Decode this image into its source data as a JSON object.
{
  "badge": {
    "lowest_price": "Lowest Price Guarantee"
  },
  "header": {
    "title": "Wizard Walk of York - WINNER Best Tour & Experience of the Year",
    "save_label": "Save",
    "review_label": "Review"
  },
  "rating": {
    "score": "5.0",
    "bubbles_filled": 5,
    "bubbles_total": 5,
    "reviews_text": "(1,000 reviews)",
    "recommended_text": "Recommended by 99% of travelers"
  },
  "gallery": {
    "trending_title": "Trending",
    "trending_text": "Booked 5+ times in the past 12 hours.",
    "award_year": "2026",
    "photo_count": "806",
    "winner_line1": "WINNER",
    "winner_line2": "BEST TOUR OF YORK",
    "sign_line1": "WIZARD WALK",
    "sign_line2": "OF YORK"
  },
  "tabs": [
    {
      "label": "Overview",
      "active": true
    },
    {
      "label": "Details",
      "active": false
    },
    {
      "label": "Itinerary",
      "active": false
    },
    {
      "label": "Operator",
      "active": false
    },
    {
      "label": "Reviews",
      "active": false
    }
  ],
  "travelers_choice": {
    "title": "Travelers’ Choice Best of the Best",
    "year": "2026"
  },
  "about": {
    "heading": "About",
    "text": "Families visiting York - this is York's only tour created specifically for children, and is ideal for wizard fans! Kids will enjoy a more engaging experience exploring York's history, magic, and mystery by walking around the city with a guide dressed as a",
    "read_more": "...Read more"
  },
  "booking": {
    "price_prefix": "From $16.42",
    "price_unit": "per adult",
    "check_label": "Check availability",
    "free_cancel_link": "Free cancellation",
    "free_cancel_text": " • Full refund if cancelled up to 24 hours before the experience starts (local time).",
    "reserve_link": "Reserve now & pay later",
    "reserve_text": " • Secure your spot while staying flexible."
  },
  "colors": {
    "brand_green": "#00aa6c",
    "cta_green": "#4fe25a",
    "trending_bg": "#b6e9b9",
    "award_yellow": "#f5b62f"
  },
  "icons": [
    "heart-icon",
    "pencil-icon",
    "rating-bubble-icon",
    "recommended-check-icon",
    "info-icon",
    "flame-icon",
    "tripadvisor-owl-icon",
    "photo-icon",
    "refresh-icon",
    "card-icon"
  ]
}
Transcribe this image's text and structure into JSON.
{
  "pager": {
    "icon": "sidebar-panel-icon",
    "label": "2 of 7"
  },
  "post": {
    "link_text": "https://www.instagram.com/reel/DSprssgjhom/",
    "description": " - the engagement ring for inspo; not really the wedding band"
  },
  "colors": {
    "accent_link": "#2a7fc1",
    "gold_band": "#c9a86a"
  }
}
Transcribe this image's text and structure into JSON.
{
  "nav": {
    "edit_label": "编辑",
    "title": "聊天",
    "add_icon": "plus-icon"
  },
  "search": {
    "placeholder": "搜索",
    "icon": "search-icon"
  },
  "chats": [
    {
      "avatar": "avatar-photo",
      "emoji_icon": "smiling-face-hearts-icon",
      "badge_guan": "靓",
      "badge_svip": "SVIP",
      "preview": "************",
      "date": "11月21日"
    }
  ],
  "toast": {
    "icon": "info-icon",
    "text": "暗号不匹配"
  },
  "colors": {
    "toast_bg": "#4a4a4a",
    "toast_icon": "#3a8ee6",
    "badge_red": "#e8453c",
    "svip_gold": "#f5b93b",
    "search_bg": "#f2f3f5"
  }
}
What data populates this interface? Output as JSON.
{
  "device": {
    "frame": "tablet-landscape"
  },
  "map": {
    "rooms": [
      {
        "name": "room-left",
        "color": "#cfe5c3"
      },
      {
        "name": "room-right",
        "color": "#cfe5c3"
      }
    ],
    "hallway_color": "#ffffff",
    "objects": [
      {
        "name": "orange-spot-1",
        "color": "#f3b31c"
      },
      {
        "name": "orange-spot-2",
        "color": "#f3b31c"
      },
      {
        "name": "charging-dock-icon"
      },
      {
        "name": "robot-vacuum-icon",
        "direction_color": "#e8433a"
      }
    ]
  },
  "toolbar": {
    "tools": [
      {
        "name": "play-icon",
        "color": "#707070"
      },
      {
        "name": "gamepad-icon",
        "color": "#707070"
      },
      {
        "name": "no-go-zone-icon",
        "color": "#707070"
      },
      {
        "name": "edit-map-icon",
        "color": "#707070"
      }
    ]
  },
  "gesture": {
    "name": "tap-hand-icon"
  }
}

··········

Transcribe all the entries, keeping each one exactly as it is.

Decode this image into its source data as a JSON object.
{
  "badge": {
    "lowest_price": "Lowest Price Guarantee"
  },
  "header": {
    "title": "Wizard Walk of York - WINNER Best Tour & Experience of the Year",
    "save_label": "Save",
    "review_label": "Review"
  },
  "rating": {
    "score": "5.0",
    "bubbles_filled": 5,
    "bubbles_total": 5,
    "reviews_text": "(1,000 reviews)",
    "recommended_text": "Recommended by 99% of travelers"
  },
  "gallery": {
    "trending_title": "Trending",
    "trending_text": "Booked 5+ times in the past 12 hours.",
    "award_year": "2026",
    "photo_count": "806",
    "winner_line1": "WINNER",
    "winner_line2": "BEST TOUR OF YORK",
    "sign_line1": "WIZARD WALK",
    "sign_line2": "OF YORK"
  },
  "tabs": [
    {
      "label": "Overview",
      "active": true
    },
    {
      "label": "Details",
      "active": false
    },
    {
      "label": "Itinerary",
      "active": false
    },
    {
      "label": "Operator",
      "active": false
    },
    {
      "label": "Reviews",
      "active": false
    }
  ],
  "travelers_choice": {
    "title": "Travelers’ Choice Best of the Best",
    "year": "2026"
  },
  "about": {
    "heading": "About",
    "text": "Families visiting York - this is York's only tour created specifically for children, and is ideal for wizard fans! Kids will enjoy a more engaging experience exploring York's history, magic, and mystery by walking around the city with a guide dressed as a",
    "read_more": "...Read more"
  },
  "booking": {
    "price_prefix": "From $16.42",
    "price_unit": "per adult",
    "check_label": "Check availability",
    "free_cancel_link": "Free cancellation",
    "free_cancel_text": " • Full refund if cancelled up to 24 hours before the experience starts (local time).",
    "reserve_link": "Reserve now & pay later",
    "reserve_text": " • Secure your spot while staying flexible."
  },
  "colors": {
    "brand_green": "#00aa6c",
    "cta_green": "#4fe25a",
    "trending_bg": "#b6e9b9",
    "award_yellow": "#f5b62f"
  },
  "icons": [
    "heart-icon",
    "pencil-icon",
    "rating-bubble-icon",
    "recommended-check-icon",
    "info-icon",
    "flame-icon",
    "tripadvisor-owl-icon",
    "photo-icon",
    "refresh-icon",
    "card-icon"
  ]
}
Transcribe this image's text and structure into JSON.
{
  "pager": {
    "icon": "sidebar-panel-icon",
    "label": "2 of 7"
  },
  "post": {
    "link_text": "https://www.instagram.com/reel/DSprssgjhom/",
    "description": " - the engagement ring for inspo; not really the wedding band"
  },
  "colors": {
    "accent_link": "#2a7fc1",
    "gold_band": "#c9a86a"
  }
}
Transcribe this image's text and structure into JSON.
{
  "nav": {
    "edit_label": "编辑",
    "title": "聊天",
    "add_icon": "plus-icon"
  },
  "search": {
    "placeholder": "搜索",
    "icon": "search-icon"
  },
  "chats": [
    {
      "avatar": "avatar-photo",
      "emoji_icon": "smiling-face-hearts-icon",
      "badge_guan": "靓",
      "badge_svip": "SVIP",
      "preview": "************",
      "date": "11月21日"
    }
  ],
  "toast": {
    "icon": "info-icon",
    "text": "暗号不匹配"
  },
  "colors": {
    "toast_bg": "#4a4a4a",
    "toast_icon": "#3a8ee6",
    "badge_red": "#e8453c",
    "svip_gold": "#f5b93b",
    "search_bg": "#f2f3f5"
  }
}
What data populates this interface? Output as JSON.
{
  "device": {
    "frame": "tablet-landscape"
  },
  "map": {
    "rooms": [
      {
        "name": "room-left",
        "color": "#cfe5c3"
      },
      {
        "name": "room-right",
        "color": "#cfe5c3"
      }
    ],
    "hallway_color": "#ffffff",
    "objects": [
      {
        "name": "orange-spot-1",
        "color": "#f3b31c"
      },
      {
        "name": "orange-spot-2",
        "color": "#f3b31c"
      },
      {
        "name": "charging-dock-icon"
      },
      {
        "name": "robot-vacuum-icon",
        "direction_color": "#e8433a"
      }
    ]
  },
  "toolbar": {
    "tools": [
      {
        "name": "play-icon",
        "color": "#707070"
      },
      {
        "name": "gamepad-icon",
        "color": "#707070"
      },
      {
        "name": "no-go-zone-icon",
        "color": "#707070"
      },
      {
        "name": "edit-map-icon",
        "color": "#707070"
      }
    ]
  },
  "gesture": {
    "name": "tap-hand-icon"
  }
}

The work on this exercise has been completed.